Print all entries precisely as they are written.

— begin —

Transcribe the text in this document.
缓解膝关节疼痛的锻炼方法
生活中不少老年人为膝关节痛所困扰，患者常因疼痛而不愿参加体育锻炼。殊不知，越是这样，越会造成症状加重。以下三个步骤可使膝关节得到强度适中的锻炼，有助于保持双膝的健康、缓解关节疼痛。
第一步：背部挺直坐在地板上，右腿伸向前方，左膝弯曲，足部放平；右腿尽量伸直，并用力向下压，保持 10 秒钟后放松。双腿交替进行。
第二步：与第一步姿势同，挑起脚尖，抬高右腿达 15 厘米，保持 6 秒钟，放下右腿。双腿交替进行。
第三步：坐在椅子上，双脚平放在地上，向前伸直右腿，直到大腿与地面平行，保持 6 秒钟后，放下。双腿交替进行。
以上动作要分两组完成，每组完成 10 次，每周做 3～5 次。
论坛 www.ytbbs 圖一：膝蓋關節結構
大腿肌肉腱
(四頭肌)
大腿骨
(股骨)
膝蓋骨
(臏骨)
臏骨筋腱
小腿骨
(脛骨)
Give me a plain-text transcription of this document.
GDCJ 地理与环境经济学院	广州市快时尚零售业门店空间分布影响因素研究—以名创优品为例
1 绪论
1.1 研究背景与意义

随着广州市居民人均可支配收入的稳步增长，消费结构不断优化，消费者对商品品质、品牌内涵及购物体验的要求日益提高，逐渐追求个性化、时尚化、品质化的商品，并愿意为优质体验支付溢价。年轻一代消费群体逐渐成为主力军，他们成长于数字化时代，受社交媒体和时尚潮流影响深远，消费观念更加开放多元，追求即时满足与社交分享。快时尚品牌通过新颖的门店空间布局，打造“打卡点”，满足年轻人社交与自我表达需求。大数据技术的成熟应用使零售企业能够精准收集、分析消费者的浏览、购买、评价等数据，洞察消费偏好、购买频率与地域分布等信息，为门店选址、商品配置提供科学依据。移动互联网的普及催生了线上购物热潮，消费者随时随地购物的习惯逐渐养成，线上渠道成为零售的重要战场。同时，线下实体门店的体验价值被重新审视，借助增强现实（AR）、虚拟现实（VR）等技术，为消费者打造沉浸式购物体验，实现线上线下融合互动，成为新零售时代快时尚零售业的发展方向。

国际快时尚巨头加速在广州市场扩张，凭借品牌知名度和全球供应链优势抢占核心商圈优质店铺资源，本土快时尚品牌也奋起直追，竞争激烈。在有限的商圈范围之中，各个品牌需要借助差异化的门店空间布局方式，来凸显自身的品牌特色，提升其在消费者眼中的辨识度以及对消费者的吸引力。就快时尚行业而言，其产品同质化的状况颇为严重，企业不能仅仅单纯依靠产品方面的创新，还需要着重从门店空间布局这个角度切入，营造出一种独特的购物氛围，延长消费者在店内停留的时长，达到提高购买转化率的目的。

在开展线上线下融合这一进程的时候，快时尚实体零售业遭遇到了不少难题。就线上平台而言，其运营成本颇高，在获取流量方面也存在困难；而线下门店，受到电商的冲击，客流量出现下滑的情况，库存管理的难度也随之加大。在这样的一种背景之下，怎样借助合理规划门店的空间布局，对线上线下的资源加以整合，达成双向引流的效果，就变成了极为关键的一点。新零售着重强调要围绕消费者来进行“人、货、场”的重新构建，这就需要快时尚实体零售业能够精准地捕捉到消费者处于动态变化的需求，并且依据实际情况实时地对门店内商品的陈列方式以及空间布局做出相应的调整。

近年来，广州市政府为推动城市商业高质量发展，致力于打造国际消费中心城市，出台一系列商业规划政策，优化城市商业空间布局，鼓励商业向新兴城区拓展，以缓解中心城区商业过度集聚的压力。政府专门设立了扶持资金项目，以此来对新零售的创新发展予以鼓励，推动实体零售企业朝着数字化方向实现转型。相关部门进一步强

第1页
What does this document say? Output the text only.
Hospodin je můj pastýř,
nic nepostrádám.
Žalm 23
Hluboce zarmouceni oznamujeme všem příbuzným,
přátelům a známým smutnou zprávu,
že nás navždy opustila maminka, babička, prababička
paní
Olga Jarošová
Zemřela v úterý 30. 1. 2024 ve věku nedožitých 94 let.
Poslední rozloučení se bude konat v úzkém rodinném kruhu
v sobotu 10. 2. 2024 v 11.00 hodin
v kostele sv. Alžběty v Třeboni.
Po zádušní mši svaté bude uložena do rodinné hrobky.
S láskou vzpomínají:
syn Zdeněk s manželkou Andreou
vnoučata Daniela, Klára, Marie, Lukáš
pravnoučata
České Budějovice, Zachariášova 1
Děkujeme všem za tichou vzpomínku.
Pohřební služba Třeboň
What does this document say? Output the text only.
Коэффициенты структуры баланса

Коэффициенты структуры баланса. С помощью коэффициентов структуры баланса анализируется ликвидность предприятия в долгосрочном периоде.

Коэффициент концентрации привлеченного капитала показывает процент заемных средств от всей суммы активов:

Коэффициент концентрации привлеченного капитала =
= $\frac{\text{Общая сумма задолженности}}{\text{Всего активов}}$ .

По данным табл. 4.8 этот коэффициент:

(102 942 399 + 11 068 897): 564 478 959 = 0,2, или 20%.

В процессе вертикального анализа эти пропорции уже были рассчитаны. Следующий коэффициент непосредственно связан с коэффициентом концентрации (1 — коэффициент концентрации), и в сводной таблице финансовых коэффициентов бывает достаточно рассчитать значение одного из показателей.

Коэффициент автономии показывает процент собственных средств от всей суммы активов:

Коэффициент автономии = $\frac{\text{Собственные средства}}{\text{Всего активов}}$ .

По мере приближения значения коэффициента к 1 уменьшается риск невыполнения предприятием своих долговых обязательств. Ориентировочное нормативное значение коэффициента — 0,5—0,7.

— end —

# [EXERCISE ANSWER]
Transcribe the text in this document.
缓解膝关节疼痛的锻炼方法
生活中不少老年人为膝关节痛所困扰，患者常因疼痛而不愿参加体育锻炼。殊不知，越是这样，越会造成症状加重。以下三个步骤可使膝关节得到强度适中的锻炼，有助于保持双膝的健康、缓解关节疼痛。
第一步：背部挺直坐在地板上，右腿伸向前方，左膝弯曲，足部放平；右腿尽量伸直，并用力向下压，保持 10 秒钟后放松。双腿交替进行。
第二步：与第一步姿势同，挑起脚尖，抬高右腿达 15 厘米，保持 6 秒钟，放下右腿。双腿交替进行。
第三步：坐在椅子上，双脚平放在地上，向前伸直右腿，直到大腿与地面平行，保持 6 秒钟后，放下。双腿交替进行。
以上动作要分两组完成，每组完成 10 次，每周做 3～5 次。
论坛 www.ytbbs 圖一：膝蓋關節結構
大腿肌肉腱
(四頭肌)
大腿骨
(股骨)
膝蓋骨
(臏骨)
臏骨筋腱
小腿骨
(脛骨)
Give me a plain-text transcription of this document.
GDCJ 地理与环境经济学院	广州市快时尚零售业门店空间分布影响因素研究—以名创优品为例
1 绪论
1.1 研究背景与意义

随着广州市居民人均可支配收入的稳步增长，消费结构不断优化，消费者对商品品质、品牌内涵及购物体验的要求日益提高，逐渐追求个性化、时尚化、品质化的商品，并愿意为优质体验支付溢价。年轻一代消费群体逐渐成为主力军，他们成长于数字化时代，受社交媒体和时尚潮流影响深远，消费观念更加开放多元，追求即时满足与社交分享。快时尚品牌通过新颖的门店空间布局，打造“打卡点”，满足年轻人社交与自我表达需求。大数据技术的成熟应用使零售企业能够精准收集、分析消费者的浏览、购买、评价等数据，洞察消费偏好、购买频率与地域分布等信息，为门店选址、商品配置提供科学依据。移动互联网的普及催生了线上购物热潮，消费者随时随地购物的习惯逐渐养成，线上渠道成为零售的重要战场。同时，线下实体门店的体验价值被重新审视，借助增强现实（AR）、虚拟现实（VR）等技术，为消费者打造沉浸式购物体验，实现线上线下融合互动，成为新零售时代快时尚零售业的发展方向。

国际快时尚巨头加速在广州市场扩张，凭借品牌知名度和全球供应链优势抢占核心商圈优质店铺资源，本土快时尚品牌也奋起直追，竞争激烈。在有限的商圈范围之中，各个品牌需要借助差异化的门店空间布局方式，来凸显自身的品牌特色，提升其在消费者眼中的辨识度以及对消费者的吸引力。就快时尚行业而言，其产品同质化的状况颇为严重，企业不能仅仅单纯依靠产品方面的创新，还需要着重从门店空间布局这个角度切入，营造出一种独特的购物氛围，延长消费者在店内停留的时长，达到提高购买转化率的目的。

在开展线上线下融合这一进程的时候，快时尚实体零售业遭遇到了不少难题。就线上平台而言，其运营成本颇高，在获取流量方面也存在困难；而线下门店，受到电商的冲击，客流量出现下滑的情况，库存管理的难度也随之加大。在这样的一种背景之下，怎样借助合理规划门店的空间布局，对线上线下的资源加以整合，达成双向引流的效果，就变成了极为关键的一点。新零售着重强调要围绕消费者来进行“人、货、场”的重新构建，这就需要快时尚实体零售业能够精准地捕捉到消费者处于动态变化的需求，并且依据实际情况实时地对门店内商品的陈列方式以及空间布局做出相应的调整。

近年来，广州市政府为推动城市商业高质量发展，致力于打造国际消费中心城市，出台一系列商业规划政策，优化城市商业空间布局，鼓励商业向新兴城区拓展，以缓解中心城区商业过度集聚的压力。政府专门设立了扶持资金项目，以此来对新零售的创新发展予以鼓励，推动实体零售企业朝着数字化方向实现转型。相关部门进一步强

第1页
What does this document say? Output the text only.
Hospodin je můj pastýř,
nic nepostrádám.
Žalm 23
Hluboce zarmouceni oznamujeme všem příbuzným,
přátelům a známým smutnou zprávu,
že nás navždy opustila maminka, babička, prababička
paní
Olga Jarošová
Zemřela v úterý 30. 1. 2024 ve věku nedožitých 94 let.
Poslední rozloučení se bude konat v úzkém rodinném kruhu
v sobotu 10. 2. 2024 v 11.00 hodin
v kostele sv. Alžběty v Třeboni.
Po zádušní mši svaté bude uložena do rodinné hrobky.
S láskou vzpomínají:
syn Zdeněk s manželkou Andreou
vnoučata Daniela, Klára, Marie, Lukáš
pravnoučata
České Budějovice, Zachariášova 1
Děkujeme všem za tichou vzpomínku.
Pohřební služba Třeboň
What does this document say? Output the text only.
Коэффициенты структуры баланса

Коэффициенты структуры баланса. С помощью коэффициентов структуры баланса анализируется ликвидность предприятия в долгосрочном периоде.

Коэффициент концентрации привлеченного капитала показывает процент заемных средств от всей суммы активов:

Коэффициент концентрации привлеченного капитала =
= $\frac{\text{Общая сумма задолженности}}{\text{Всего активов}}$ .

По данным табл. 4.8 этот коэффициент:

(102 942 399 + 11 068 897): 564 478 959 = 0,2, или 20%.

В процессе вертикального анализа эти пропорции уже были рассчитаны. Следующий коэффициент непосредственно связан с коэффициентом концентрации (1 — коэффициент концентрации), и в сводной таблице финансовых коэффициентов бывает достаточно рассчитать значение одного из показателей.

Коэффициент автономии показывает процент собственных средств от всей суммы активов:

Коэффициент автономии = $\frac{\text{Собственные средства}}{\text{Всего активов}}$ .

По мере приближения значения коэффициента к 1 уменьшается риск невыполнения предприятием своих долговых обязательств. Ориентировочное нормативное значение коэффициента — 0,5—0,7.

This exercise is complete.